▸ **YOUR GOAL**
Filter for the word "full" and keep each matching line.

▸ **EXTRACTED INFORMATION**
>>>

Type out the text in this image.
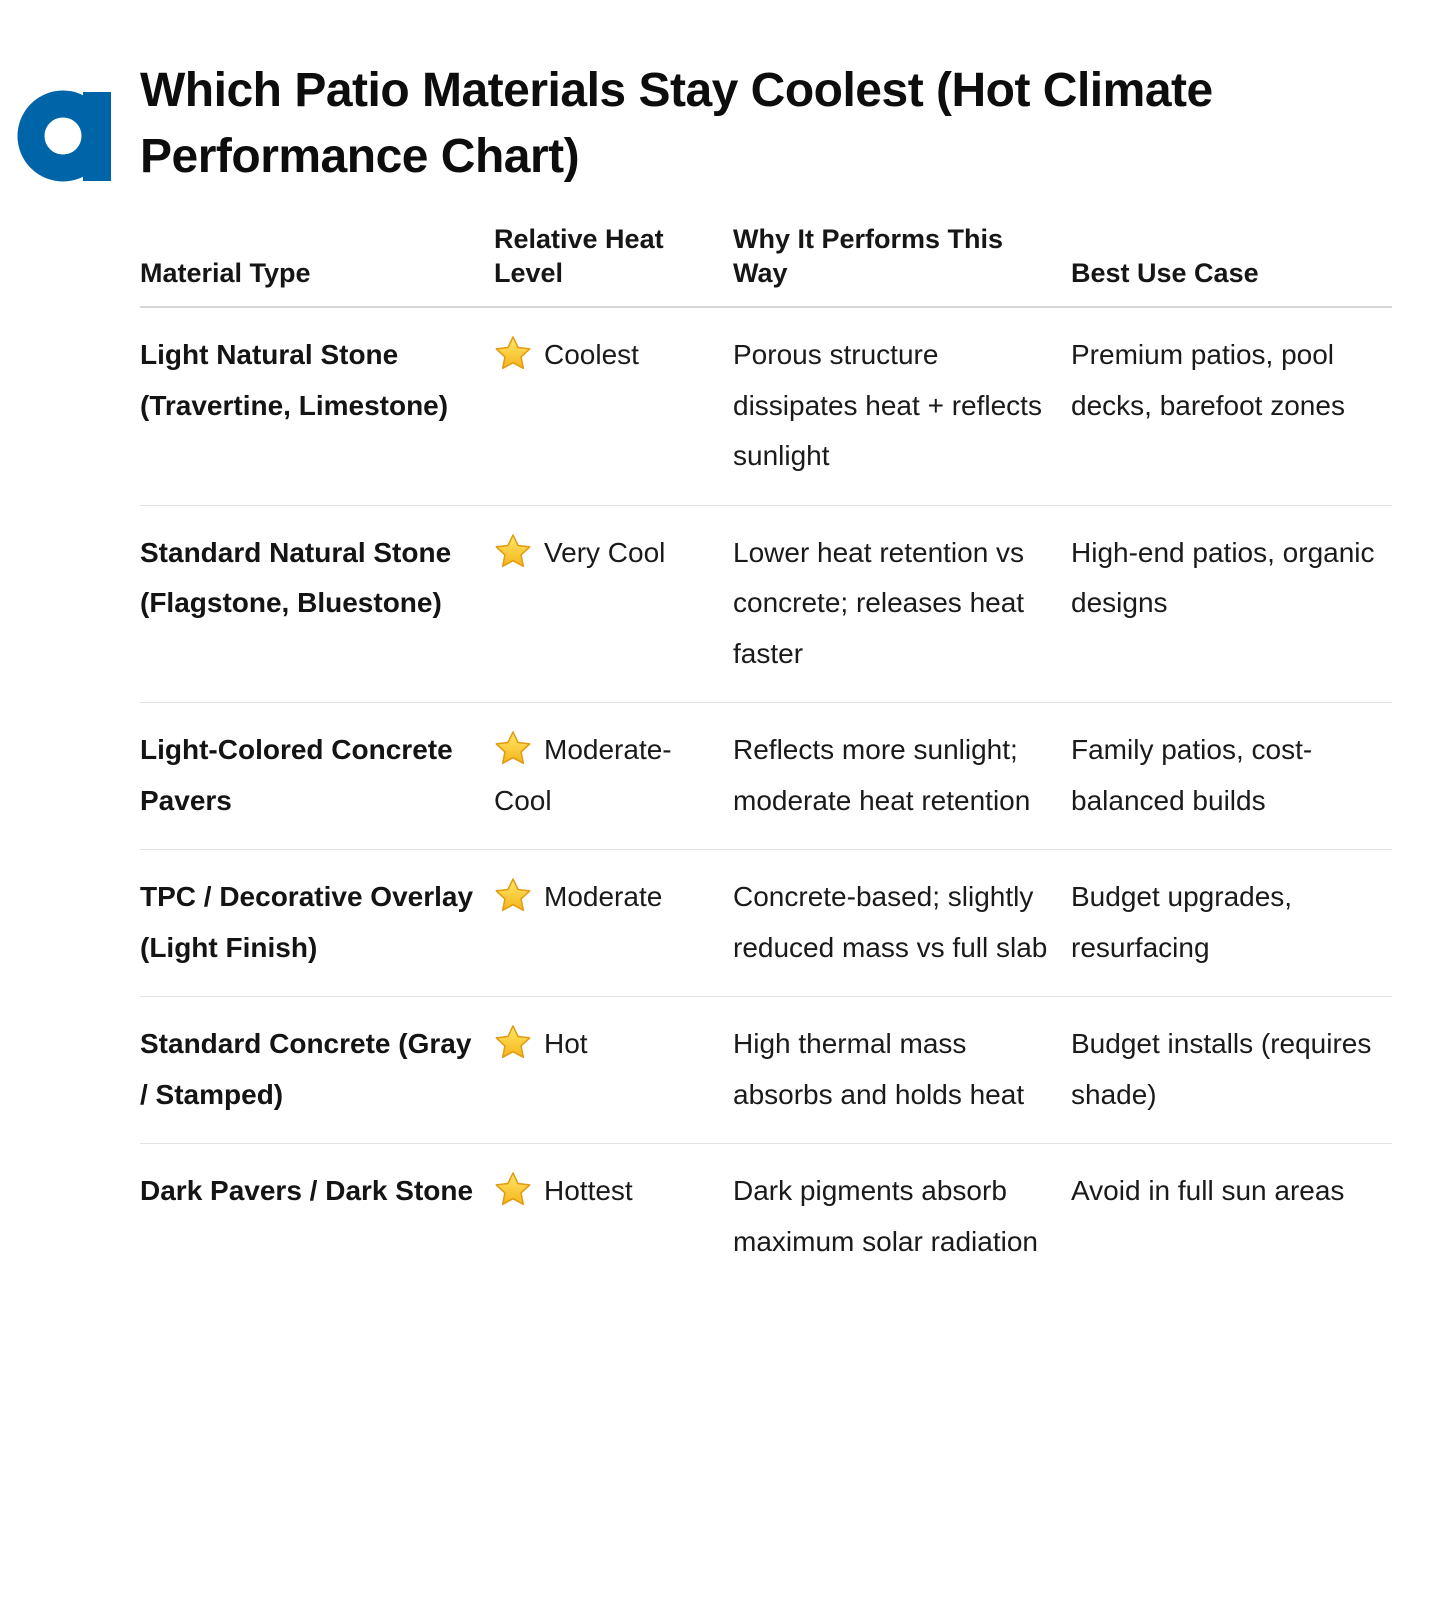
Which Patio Materials Stay Coolest (Hot Climate Performance Chart)
Material Type	Relative Heat Level	Why It Performs This Way	Best Use Case
Light Natural Stone (Travertine, Limestone)	Coolest	Porous structure dissipates heat + reflects sunlight	Premium patios, pool decks, barefoot zones
Standard Natural Stone (Flagstone, Bluestone)	Very Cool	Lower heat retention vs concrete; releases heat faster	High-end patios, organic designs
Light-Colored Concrete Pavers	Moderate-Cool	Reflects more sunlight; moderate heat retention	Family patios, cost-balanced builds
TPC / Decorative Overlay (Light Finish)	Moderate	Concrete-based; slightly reduced mass vs full slab	Budget upgrades, resurfacing
Standard Concrete (Gray / Stamped)	Hot	High thermal mass absorbs and holds heat	Budget installs (requires shade)
Dark Pavers / Dark Stone	Hottest	Dark pigments absorb maximum solar radiation	Avoid in full sun areas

<<<

▸ **CORRECT RESULT**
TPC / Decorative Overlay (Light Finish)	Moderate	Concrete-based; slightly reduced mass vs full slab	Budget upgrades, resurfacing
Dark Pavers / Dark Stone	Hottest	Dark pigments absorb maximum solar radiation	Avoid in full sun areas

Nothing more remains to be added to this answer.